= Records for the exercise =
# # # #

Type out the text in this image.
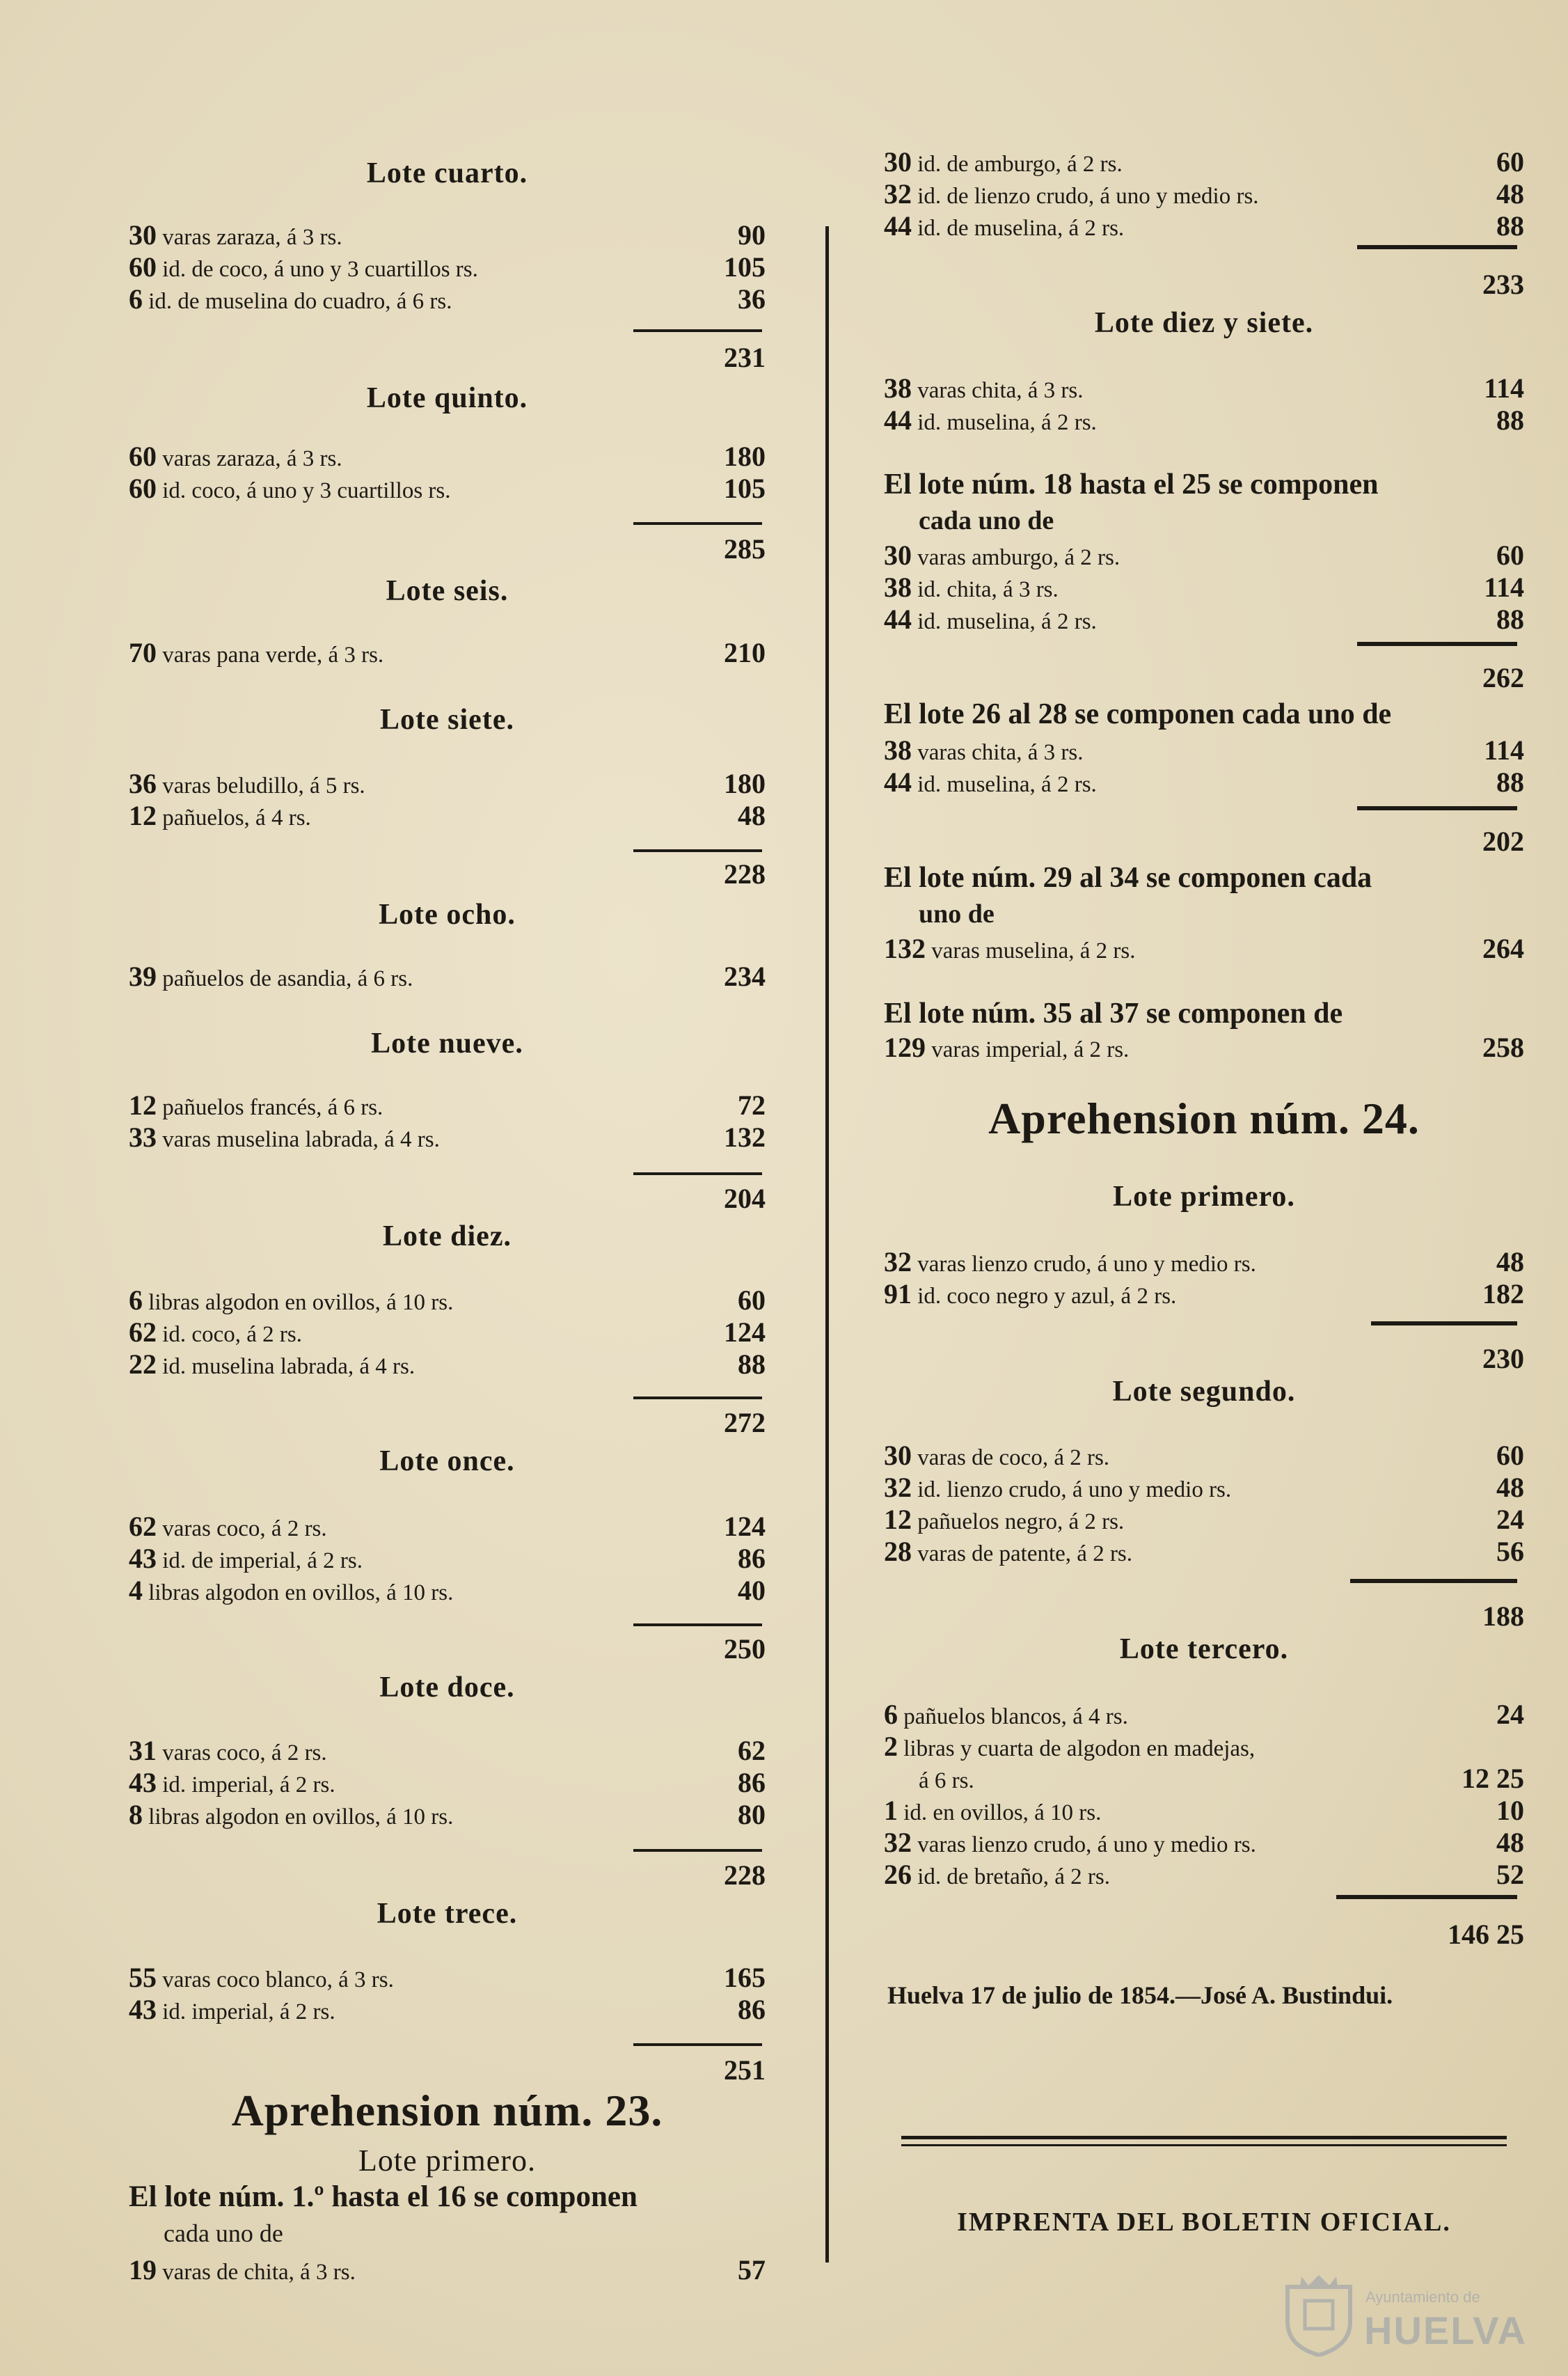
Lote cuarto.
30 varas zaraza, á 3 rs.	90
60 id. de coco, á uno y 3 cuartillos rs.	105
6 id. de muselina do cuadro, á 6 rs.	36
231
Lote quinto.
60 varas zaraza, á 3 rs.	180
60 id. coco, á uno y 3 cuartillos rs.	105
285
Lote seis.
70 varas pana verde, á 3 rs.	210
Lote siete.
36 varas beludillo, á 5 rs.	180
12 pañuelos, á 4 rs.	48
228
Lote ocho.
39 pañuelos de asandia, á 6 rs.	234
Lote nueve.
12 pañuelos francés, á 6 rs.	72
33 varas muselina labrada, á 4 rs.	132
204
Lote diez.
6 libras algodon en ovillos, á 10 rs.	60
62 id. coco, á 2 rs.	124
22 id. muselina labrada, á 4 rs.	88
272
Lote once.
62 varas coco, á 2 rs.	124
43 id. de imperial, á 2 rs.	86
4 libras algodon en ovillos, á 10 rs.	40
250
Lote doce.
31 varas coco, á 2 rs.	62
43 id. imperial, á 2 rs.	86
8 libras algodon en ovillos, á 10 rs.	80
228
Lote trece.
55 varas coco blanco, á 3 rs.	165
43 id. imperial, á 2 rs.	86
251
Aprehension núm. 23.
Lote primero.
El lote núm. 1.º hasta el 16 se componen
cada uno de
19 varas de chita, á 3 rs.	57
30 id. de amburgo, á 2 rs.	60
32 id. de lienzo crudo, á uno y medio rs.	48
44 id. de muselina, á 2 rs.	88
233
Lote diez y siete.
38 varas chita, á 3 rs.	114
44 id. muselina, á 2 rs.	88
El lote núm. 18 hasta el 25 se componen
cada uno de
30 varas amburgo, á 2 rs.	60
38 id. chita, á 3 rs.	114
44 id. muselina, á 2 rs.	88
262
El lote 26 al 28 se componen cada uno de
38 varas chita, á 3 rs.	114
44 id. muselina, á 2 rs.	88
202
El lote núm. 29 al 34 se componen cada
uno de
132 varas muselina, á 2 rs.	264
El lote núm. 35 al 37 se componen de
129 varas imperial, á 2 rs.	258
Aprehension núm. 24.
Lote primero.
32 varas lienzo crudo, á uno y medio rs.	48
91 id. coco negro y azul, á 2 rs.	182
230
Lote segundo.
30 varas de coco, á 2 rs.	60
32 id. lienzo crudo, á uno y medio rs.	48
12 pañuelos negro, á 2 rs.	24
28 varas de patente, á 2 rs.	56
188
Lote tercero.
6 pañuelos blancos, á 4 rs.	24
2 libras y cuarta de algodon en madejas,
á 6 rs.	12 25
1 id. en ovillos, á 10 rs.	10
32 varas lienzo crudo, á uno y medio rs.	48
26 id. de bretaño, á 2 rs.	52
146 25
Huelva 17 de julio de 1854.—José A. Bustindui.
IMPRENTA DEL BOLETIN OFICIAL.
Ayuntamiento de
HUELVA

# # # #

= Requirements =
Pictures are excluded; output everything else in the data verbatim.

= Solution to this task =
Type out the text in this image.
Lote cuarto.
30 varas zaraza, á 3 rs.	90
60 id. de coco, á uno y 3 cuartillos rs.	105
6 id. de muselina do cuadro, á 6 rs.	36
231
Lote quinto.
60 varas zaraza, á 3 rs.	180
60 id. coco, á uno y 3 cuartillos rs.	105
285
Lote seis.
70 varas pana verde, á 3 rs.	210
Lote siete.
36 varas beludillo, á 5 rs.	180
12 pañuelos, á 4 rs.	48
228
Lote ocho.
39 pañuelos de asandia, á 6 rs.	234
Lote nueve.
12 pañuelos francés, á 6 rs.	72
33 varas muselina labrada, á 4 rs.	132
204
Lote diez.
6 libras algodon en ovillos, á 10 rs.	60
62 id. coco, á 2 rs.	124
22 id. muselina labrada, á 4 rs.	88
272
Lote once.
62 varas coco, á 2 rs.	124
43 id. de imperial, á 2 rs.	86
4 libras algodon en ovillos, á 10 rs.	40
250
Lote doce.
31 varas coco, á 2 rs.	62
43 id. imperial, á 2 rs.	86
8 libras algodon en ovillos, á 10 rs.	80
228
Lote trece.
55 varas coco blanco, á 3 rs.	165
43 id. imperial, á 2 rs.	86
251
Aprehension núm. 23.
Lote primero.
El lote núm. 1.º hasta el 16 se componen
cada uno de
19 varas de chita, á 3 rs.	57
30 id. de amburgo, á 2 rs.	60
32 id. de lienzo crudo, á uno y medio rs.	48
44 id. de muselina, á 2 rs.	88
233
Lote diez y siete.
38 varas chita, á 3 rs.	114
44 id. muselina, á 2 rs.	88
El lote núm. 18 hasta el 25 se componen
cada uno de
30 varas amburgo, á 2 rs.	60
38 id. chita, á 3 rs.	114
44 id. muselina, á 2 rs.	88
262
El lote 26 al 28 se componen cada uno de
38 varas chita, á 3 rs.	114
44 id. muselina, á 2 rs.	88
202
El lote núm. 29 al 34 se componen cada
uno de
132 varas muselina, á 2 rs.	264
El lote núm. 35 al 37 se componen de
129 varas imperial, á 2 rs.	258
Aprehension núm. 24.
Lote primero.
32 varas lienzo crudo, á uno y medio rs.	48
91 id. coco negro y azul, á 2 rs.	182
230
Lote segundo.
30 varas de coco, á 2 rs.	60
32 id. lienzo crudo, á uno y medio rs.	48
12 pañuelos negro, á 2 rs.	24
28 varas de patente, á 2 rs.	56
188
Lote tercero.
6 pañuelos blancos, á 4 rs.	24
2 libras y cuarta de algodon en madejas,
á 6 rs.	12 25
1 id. en ovillos, á 10 rs.	10
32 varas lienzo crudo, á uno y medio rs.	48
26 id. de bretaño, á 2 rs.	52
146 25
Huelva 17 de julio de 1854.—José A. Bustindui.
IMPRENTA DEL BOLETIN OFICIAL.
Ayuntamiento de
HUELVA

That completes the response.